**WHAT TO WORK ON:**
Copy all the data exactly, except the pictures.

— Start SUPPLIED INFORMATION —

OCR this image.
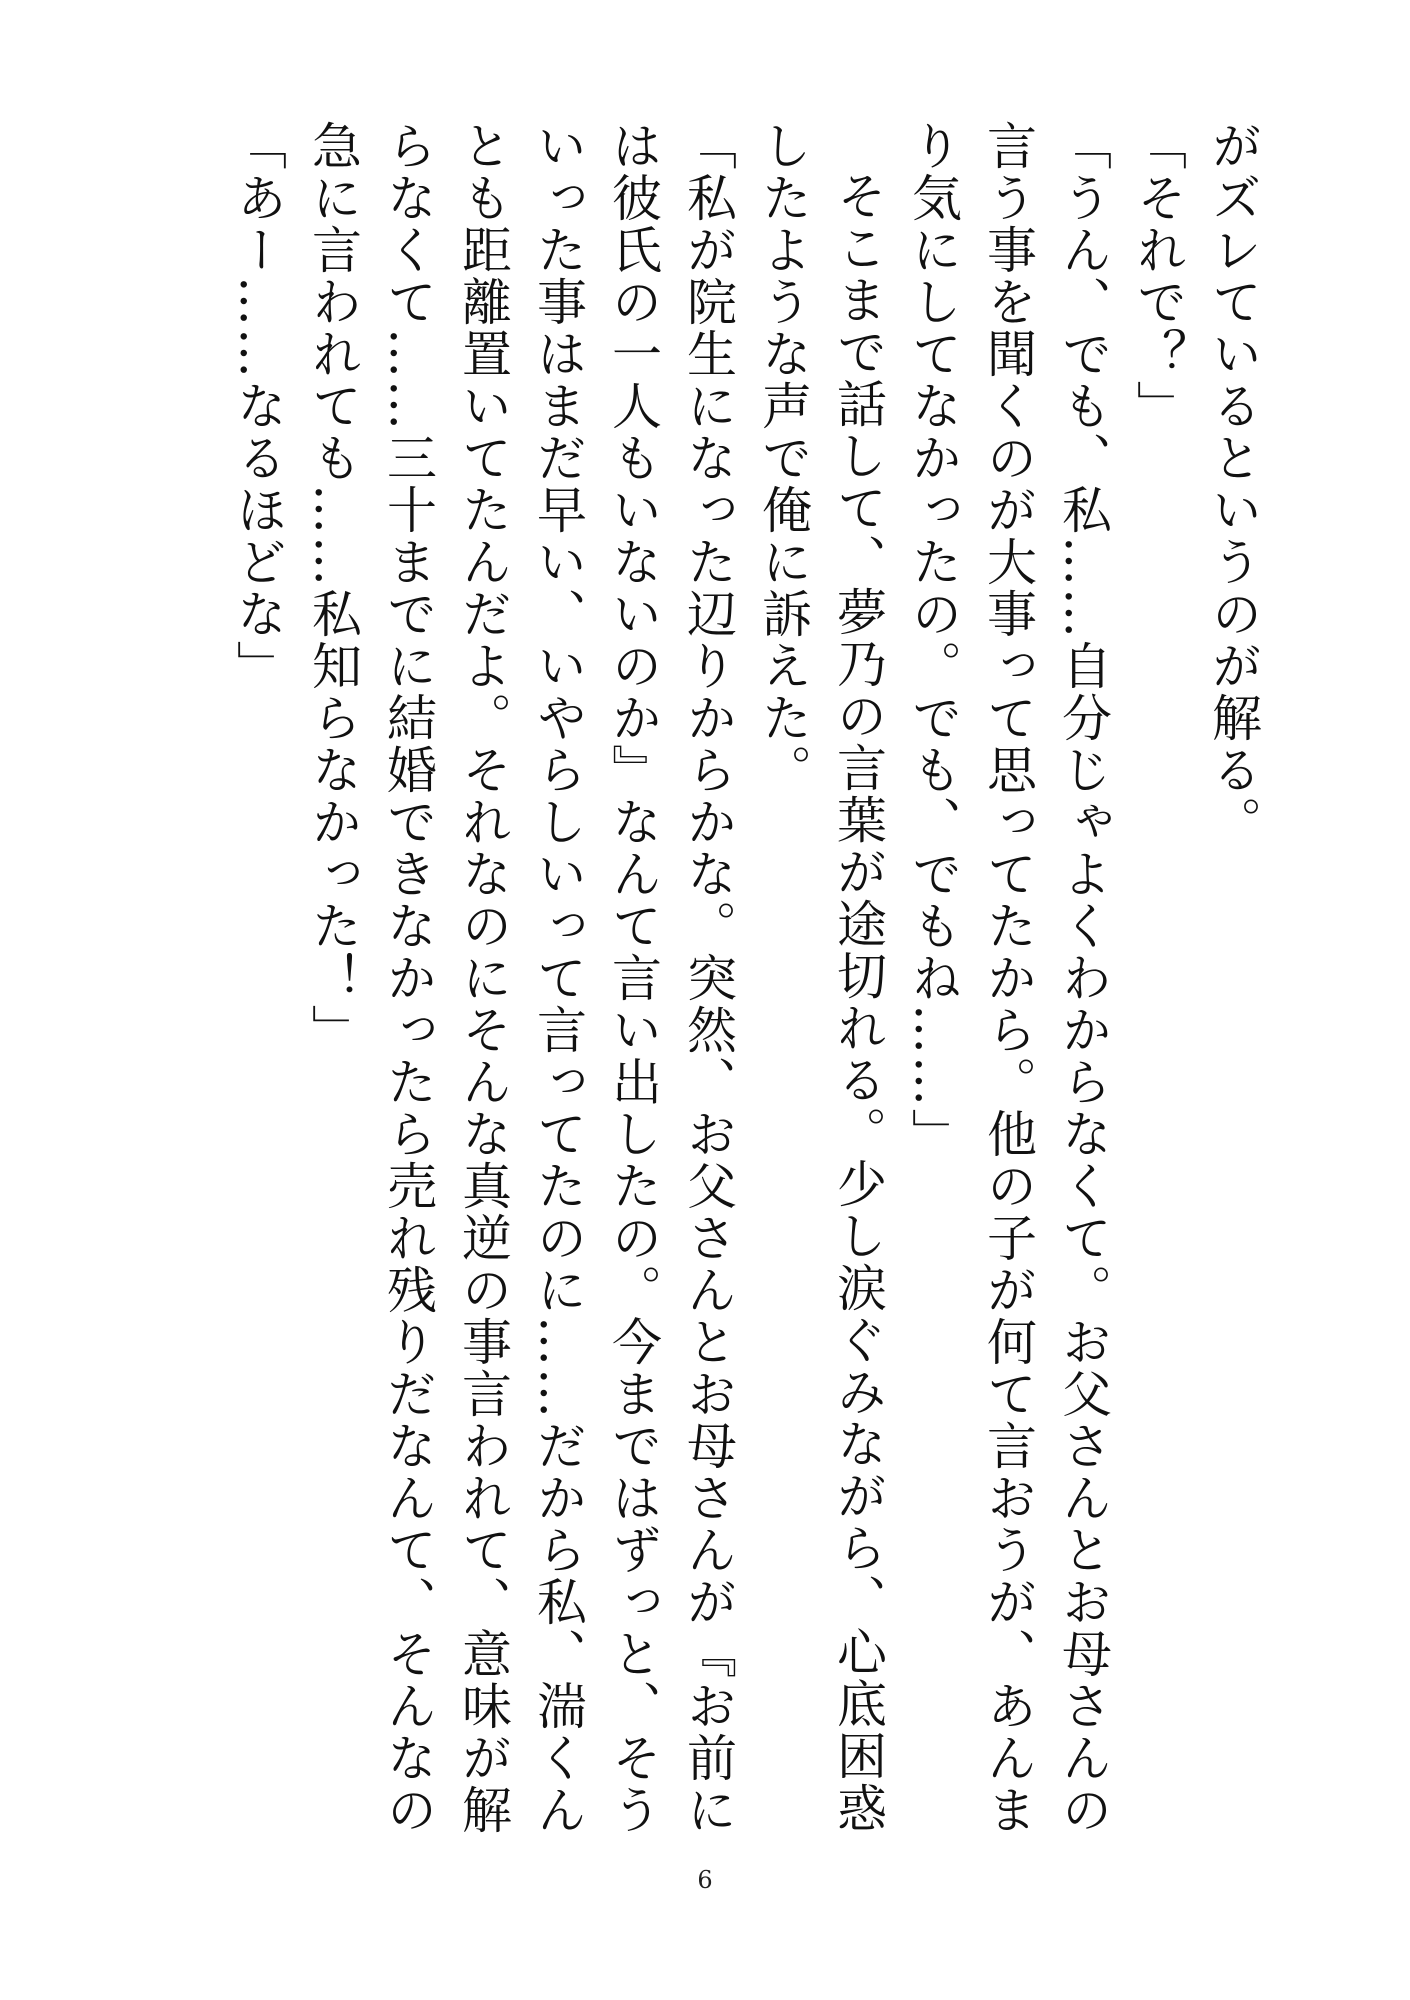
がズレているというのが解る。

「それで？」

「うん、でも、私……自分じゃよくわからなくて。お父さんとお母さんの言う事を聞くのが大事って思ってたから。他の子が何て言おうが、あんまり気にしてなかったの。でも、でもね……」

そこまで話して、夢乃の言葉が途切れる。少し涙ぐみながら、心底困惑したような声で俺に訴えた。

「私が院生になった辺りからかな。突然、お父さんとお母さんが『お前には彼氏の一人もいないのか』なんて言い出したの。今まではずっと、そういった事はまだ早い、いやらしいって言ってたのに……だから私、湍くんとも距離置いてたんだよ。それなのにそんな真逆の事言われて、意味が解らなくて……三十までに結婚できなかったら売れ残りだなんて、そんなの急に言われても……私知らなかった！」

「あー……なるほどな」

6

— End SUPPLIED INFORMATION —

**REPLY TO THE EXERCISE:**
OCR this image.
がズレているというのが解る。

「それで？」

「うん、でも、私……自分じゃよくわからなくて。お父さんとお母さんの言う事を聞くのが大事って思ってたから。他の子が何て言おうが、あんまり気にしてなかったの。でも、でもね……」

そこまで話して、夢乃の言葉が途切れる。少し涙ぐみながら、心底困惑したような声で俺に訴えた。

「私が院生になった辺りからかな。突然、お父さんとお母さんが『お前には彼氏の一人もいないのか』なんて言い出したの。今まではずっと、そういった事はまだ早い、いやらしいって言ってたのに……だから私、湍くんとも距離置いてたんだよ。それなのにそんな真逆の事言われて、意味が解らなくて……三十までに結婚できなかったら売れ残りだなんて、そんなの急に言われても……私知らなかった！」

「あー……なるほどな」

6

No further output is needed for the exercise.